WHAT IS EXPECTED = Copy out all lines of the records in which the word "percentile" appears.

PROVIDED INFORMATION =
········
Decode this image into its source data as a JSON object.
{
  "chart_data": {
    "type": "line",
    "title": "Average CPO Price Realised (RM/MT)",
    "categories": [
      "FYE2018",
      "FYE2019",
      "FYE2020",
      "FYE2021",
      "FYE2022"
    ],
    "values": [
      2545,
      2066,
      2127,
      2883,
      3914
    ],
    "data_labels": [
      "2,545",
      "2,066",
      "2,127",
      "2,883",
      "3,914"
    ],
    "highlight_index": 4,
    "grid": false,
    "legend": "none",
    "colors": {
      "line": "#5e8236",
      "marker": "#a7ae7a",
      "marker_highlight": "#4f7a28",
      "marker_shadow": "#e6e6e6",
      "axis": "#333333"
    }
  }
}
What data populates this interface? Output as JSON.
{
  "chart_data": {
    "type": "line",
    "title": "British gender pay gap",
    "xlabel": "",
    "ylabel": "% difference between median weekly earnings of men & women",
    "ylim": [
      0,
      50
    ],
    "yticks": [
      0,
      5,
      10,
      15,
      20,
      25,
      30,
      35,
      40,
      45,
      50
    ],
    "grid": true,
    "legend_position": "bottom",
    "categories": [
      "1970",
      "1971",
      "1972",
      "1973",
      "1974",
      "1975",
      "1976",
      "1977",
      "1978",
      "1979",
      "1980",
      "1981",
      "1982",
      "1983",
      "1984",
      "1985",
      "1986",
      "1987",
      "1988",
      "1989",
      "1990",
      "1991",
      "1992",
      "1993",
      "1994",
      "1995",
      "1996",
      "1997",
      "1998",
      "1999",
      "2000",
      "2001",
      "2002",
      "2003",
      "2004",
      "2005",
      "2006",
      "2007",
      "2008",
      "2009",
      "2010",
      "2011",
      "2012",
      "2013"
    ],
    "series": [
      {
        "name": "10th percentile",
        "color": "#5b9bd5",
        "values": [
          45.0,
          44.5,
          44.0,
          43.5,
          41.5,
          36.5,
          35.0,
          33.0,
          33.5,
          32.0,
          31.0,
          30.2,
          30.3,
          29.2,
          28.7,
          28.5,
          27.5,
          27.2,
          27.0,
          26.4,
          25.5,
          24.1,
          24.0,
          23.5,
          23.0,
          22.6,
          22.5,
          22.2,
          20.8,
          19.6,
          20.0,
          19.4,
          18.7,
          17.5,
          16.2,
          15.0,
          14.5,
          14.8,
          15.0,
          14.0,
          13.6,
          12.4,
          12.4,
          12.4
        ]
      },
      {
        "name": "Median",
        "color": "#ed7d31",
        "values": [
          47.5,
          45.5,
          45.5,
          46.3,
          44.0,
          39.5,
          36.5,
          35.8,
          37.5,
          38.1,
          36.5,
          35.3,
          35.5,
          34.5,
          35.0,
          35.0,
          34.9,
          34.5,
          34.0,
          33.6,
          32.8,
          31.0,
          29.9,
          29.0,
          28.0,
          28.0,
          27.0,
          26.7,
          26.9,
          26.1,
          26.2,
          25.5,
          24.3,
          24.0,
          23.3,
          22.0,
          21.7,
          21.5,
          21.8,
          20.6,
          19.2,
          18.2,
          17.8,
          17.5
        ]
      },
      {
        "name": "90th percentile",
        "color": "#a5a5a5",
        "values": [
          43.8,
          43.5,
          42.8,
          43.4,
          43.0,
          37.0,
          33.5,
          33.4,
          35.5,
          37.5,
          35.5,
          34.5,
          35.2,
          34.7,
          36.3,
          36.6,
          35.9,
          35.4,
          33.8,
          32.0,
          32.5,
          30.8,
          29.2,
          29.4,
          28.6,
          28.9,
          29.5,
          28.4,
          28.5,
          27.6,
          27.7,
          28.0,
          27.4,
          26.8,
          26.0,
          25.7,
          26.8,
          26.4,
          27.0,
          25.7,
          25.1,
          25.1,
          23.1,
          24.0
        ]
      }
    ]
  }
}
········
RESULT OF THIS TASK =
        "name": "10th percentile",
        "name": "90th percentile",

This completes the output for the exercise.